[Entries taken from a collection]
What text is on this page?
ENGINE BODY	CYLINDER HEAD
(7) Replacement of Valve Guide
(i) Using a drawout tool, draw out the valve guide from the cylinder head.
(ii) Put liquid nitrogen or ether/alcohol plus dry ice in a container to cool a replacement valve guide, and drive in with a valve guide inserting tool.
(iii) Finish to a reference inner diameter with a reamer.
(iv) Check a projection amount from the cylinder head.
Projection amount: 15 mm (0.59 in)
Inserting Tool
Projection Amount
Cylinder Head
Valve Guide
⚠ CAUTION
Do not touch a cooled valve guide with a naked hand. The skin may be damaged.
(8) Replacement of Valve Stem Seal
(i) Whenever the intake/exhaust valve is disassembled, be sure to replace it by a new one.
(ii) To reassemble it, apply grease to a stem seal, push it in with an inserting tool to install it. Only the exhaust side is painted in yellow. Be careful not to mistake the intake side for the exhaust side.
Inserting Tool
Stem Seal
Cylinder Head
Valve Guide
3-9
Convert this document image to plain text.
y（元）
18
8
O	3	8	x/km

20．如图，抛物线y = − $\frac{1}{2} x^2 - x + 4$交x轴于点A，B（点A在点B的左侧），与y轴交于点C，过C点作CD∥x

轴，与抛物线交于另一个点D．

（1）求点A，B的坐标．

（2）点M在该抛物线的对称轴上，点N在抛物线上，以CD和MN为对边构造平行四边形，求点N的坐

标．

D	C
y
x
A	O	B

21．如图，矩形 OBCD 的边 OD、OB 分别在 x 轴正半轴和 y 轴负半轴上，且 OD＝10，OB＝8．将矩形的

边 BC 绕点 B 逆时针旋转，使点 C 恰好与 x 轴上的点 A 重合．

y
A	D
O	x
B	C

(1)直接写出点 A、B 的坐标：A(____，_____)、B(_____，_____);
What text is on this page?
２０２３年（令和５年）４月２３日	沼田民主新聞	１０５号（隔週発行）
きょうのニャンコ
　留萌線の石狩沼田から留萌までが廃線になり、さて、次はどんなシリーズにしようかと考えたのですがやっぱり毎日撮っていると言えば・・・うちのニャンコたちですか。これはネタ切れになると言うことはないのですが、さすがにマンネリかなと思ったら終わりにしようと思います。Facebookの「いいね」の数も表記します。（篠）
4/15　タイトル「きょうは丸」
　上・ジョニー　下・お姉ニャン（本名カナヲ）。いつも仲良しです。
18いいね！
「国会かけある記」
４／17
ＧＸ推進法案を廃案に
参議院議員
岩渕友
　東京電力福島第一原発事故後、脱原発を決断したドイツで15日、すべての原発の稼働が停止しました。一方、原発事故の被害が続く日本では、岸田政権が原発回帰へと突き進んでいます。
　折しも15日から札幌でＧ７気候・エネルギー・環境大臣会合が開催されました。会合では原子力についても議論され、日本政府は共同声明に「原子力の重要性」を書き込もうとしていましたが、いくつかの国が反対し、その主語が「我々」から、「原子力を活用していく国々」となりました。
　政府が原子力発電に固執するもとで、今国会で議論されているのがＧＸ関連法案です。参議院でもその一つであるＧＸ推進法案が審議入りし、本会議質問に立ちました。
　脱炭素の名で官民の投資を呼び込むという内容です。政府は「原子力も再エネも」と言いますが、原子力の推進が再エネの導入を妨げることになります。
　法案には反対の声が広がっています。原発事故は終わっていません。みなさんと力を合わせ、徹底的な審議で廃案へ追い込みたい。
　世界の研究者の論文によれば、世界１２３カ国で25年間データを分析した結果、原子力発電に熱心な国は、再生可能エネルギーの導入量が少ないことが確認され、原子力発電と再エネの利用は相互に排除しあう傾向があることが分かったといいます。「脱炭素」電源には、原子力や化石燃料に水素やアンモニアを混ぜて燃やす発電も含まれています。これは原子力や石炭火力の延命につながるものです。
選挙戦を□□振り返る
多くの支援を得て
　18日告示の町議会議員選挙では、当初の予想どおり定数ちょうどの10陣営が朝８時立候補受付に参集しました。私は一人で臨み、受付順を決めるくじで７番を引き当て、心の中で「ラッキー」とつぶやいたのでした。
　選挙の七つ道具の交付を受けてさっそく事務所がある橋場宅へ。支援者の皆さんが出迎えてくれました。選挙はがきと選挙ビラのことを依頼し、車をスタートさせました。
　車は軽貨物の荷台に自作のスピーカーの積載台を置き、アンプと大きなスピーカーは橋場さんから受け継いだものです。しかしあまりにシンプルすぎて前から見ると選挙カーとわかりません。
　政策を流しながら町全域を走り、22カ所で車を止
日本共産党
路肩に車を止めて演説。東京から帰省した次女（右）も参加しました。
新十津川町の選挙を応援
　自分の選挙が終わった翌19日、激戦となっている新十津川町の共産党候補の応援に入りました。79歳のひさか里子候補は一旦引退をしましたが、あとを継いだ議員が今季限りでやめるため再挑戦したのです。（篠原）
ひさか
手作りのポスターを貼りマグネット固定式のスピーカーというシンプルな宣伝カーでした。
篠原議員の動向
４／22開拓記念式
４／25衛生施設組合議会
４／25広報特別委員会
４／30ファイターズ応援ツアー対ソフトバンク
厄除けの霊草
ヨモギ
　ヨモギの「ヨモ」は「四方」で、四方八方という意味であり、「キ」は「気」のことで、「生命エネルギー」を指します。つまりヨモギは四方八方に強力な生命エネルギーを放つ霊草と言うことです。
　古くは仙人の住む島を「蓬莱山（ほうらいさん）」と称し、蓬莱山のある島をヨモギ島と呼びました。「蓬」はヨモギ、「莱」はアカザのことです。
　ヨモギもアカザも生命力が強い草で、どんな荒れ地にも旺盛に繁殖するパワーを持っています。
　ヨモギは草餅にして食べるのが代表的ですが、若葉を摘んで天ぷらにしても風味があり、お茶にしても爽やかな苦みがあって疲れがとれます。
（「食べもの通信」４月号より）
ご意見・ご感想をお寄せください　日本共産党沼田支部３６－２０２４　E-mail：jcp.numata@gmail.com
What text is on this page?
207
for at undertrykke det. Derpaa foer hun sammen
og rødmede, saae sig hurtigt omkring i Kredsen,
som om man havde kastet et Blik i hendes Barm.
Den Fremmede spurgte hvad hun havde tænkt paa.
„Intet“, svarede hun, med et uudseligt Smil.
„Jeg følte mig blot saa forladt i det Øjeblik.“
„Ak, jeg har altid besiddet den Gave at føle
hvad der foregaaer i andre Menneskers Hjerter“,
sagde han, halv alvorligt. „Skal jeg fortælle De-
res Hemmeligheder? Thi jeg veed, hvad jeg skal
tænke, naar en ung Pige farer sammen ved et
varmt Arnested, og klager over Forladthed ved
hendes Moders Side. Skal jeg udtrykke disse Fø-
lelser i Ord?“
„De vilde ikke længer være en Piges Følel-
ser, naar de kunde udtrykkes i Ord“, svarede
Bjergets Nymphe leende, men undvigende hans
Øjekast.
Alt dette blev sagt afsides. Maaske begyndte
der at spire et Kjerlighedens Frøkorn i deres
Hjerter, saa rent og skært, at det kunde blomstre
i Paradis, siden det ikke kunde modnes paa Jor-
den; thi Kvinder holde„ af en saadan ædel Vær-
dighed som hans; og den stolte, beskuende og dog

§ WORK TO BE COMPLETED
Check every line in the material above for the string "intake", then give only the number of lines that have it.

§ SOLUTION FOR THIS TASK
2